**What is expected**. Extract every line where the string "label" appears.
====== Records provided
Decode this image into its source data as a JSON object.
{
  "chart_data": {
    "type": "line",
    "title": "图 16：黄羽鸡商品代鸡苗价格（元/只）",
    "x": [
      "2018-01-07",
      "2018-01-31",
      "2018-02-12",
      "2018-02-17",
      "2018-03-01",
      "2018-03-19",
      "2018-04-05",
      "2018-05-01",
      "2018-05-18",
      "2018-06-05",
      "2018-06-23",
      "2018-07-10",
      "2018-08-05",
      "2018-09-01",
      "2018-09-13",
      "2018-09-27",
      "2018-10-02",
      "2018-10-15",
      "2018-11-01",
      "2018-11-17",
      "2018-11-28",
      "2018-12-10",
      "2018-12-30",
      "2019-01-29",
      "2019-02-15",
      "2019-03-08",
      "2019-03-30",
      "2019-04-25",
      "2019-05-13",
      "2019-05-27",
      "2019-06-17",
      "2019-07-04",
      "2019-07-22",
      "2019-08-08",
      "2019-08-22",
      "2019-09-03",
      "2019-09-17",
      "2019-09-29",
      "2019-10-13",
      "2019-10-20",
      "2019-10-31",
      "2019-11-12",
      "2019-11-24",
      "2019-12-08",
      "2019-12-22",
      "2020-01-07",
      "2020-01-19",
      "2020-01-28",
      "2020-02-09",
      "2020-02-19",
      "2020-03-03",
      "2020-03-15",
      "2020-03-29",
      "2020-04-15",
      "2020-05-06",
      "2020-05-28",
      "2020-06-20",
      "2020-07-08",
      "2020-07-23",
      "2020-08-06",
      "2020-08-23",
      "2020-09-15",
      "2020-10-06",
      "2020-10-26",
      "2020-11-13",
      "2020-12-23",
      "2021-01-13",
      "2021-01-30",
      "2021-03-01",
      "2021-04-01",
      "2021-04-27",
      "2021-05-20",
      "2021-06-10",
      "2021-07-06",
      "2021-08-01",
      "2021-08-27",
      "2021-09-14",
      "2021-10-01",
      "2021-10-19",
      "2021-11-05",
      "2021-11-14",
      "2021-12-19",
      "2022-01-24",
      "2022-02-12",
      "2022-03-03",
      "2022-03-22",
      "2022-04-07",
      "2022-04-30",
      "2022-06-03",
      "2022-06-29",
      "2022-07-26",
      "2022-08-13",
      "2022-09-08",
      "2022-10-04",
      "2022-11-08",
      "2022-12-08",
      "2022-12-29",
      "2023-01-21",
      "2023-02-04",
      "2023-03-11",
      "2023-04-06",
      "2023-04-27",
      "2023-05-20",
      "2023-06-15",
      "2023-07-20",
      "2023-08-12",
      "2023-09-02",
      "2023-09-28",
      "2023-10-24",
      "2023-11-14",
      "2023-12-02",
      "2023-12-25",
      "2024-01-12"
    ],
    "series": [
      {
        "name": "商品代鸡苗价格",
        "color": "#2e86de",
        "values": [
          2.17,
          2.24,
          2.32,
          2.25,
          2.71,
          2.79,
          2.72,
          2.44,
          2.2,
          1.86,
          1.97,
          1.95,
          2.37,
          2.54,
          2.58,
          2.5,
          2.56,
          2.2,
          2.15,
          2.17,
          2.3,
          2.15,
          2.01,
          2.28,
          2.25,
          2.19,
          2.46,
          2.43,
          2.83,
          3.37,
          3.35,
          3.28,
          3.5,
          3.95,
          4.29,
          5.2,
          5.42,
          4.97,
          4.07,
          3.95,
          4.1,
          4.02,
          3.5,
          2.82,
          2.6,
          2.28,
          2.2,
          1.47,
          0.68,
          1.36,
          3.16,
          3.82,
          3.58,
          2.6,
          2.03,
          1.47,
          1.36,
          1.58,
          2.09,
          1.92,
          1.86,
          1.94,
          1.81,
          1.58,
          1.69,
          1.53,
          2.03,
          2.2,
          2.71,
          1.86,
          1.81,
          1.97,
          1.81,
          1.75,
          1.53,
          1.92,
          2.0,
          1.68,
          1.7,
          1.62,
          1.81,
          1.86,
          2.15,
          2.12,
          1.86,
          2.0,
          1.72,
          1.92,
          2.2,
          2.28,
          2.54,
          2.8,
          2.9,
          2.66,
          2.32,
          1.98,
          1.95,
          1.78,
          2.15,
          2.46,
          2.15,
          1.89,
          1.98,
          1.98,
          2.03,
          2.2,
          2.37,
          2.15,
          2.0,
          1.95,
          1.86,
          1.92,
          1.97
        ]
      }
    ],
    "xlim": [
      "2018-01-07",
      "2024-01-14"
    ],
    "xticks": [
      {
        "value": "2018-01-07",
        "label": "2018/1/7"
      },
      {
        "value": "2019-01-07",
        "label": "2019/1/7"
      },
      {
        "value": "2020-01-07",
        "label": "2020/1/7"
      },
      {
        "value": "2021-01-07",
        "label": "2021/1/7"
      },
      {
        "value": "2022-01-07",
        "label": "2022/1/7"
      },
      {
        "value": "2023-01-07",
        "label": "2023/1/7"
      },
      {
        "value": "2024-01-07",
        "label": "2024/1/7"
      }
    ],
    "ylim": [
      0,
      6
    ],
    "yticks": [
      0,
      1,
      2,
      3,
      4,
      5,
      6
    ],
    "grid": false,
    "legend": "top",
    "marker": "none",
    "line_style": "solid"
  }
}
============
**Answer to the problem**.
        "label": "2018/1/7"
        "label": "2019/1/7"
        "label": "2020/1/7"
        "label": "2021/1/7"
        "label": "2022/1/7"
        "label": "2023/1/7"
        "label": "2024/1/7"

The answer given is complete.